**** Data shown ****
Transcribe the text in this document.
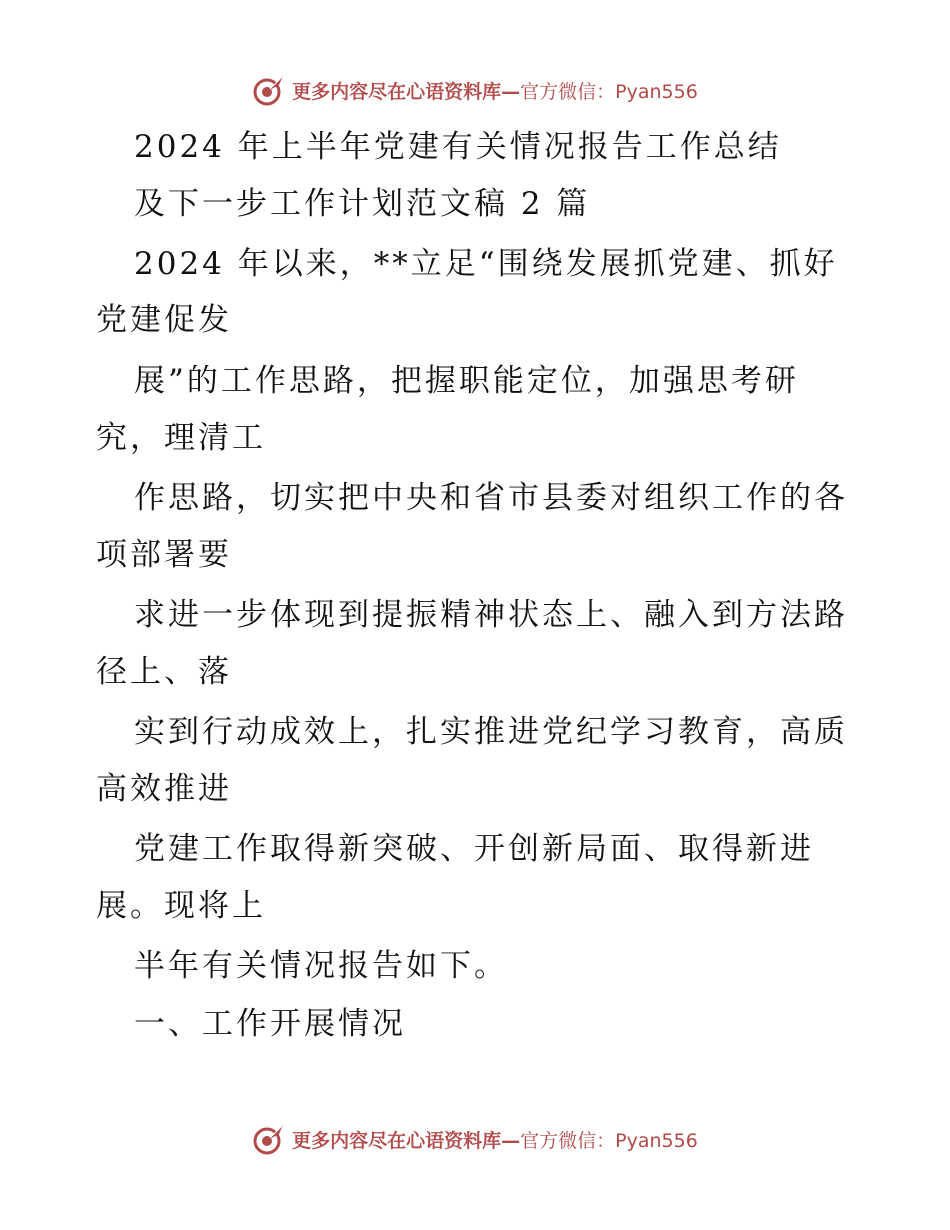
更多内容尽在心语资料库—官方微信：Pyan556
2024 年上半年党建有关情况报告工作总结
及下一步工作计划范文稿 2 篇
2024 年以来，**立足“围绕发展抓党建、抓好
党建促发
展”的工作思路，把握职能定位，加强思考研
究，理清工
作思路，切实把中央和省市县委对组织工作的各
项部署要
求进一步体现到提振精神状态上、融入到方法路
径上、落
实到行动成效上，扎实推进党纪学习教育，高质
高效推进
党建工作取得新突破、开创新局面、取得新进
展。现将上
半年有关情况报告如下。
一、工作开展情况
更多内容尽在心语资料库—官方微信：Pyan556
****
# Set exercise
Copy the listing over exactly, skipping the pictures it holds.

# Response
Transcribe the text in this document.
更多内容尽在心语资料库—官方微信：Pyan556
2024 年上半年党建有关情况报告工作总结
及下一步工作计划范文稿 2 篇
2024 年以来，**立足“围绕发展抓党建、抓好
党建促发
展”的工作思路，把握职能定位，加强思考研
究，理清工
作思路，切实把中央和省市县委对组织工作的各
项部署要
求进一步体现到提振精神状态上、融入到方法路
径上、落
实到行动成效上，扎实推进党纪学习教育，高质
高效推进
党建工作取得新突破、开创新局面、取得新进
展。现将上
半年有关情况报告如下。
一、工作开展情况
更多内容尽在心语资料库—官方微信：Pyan556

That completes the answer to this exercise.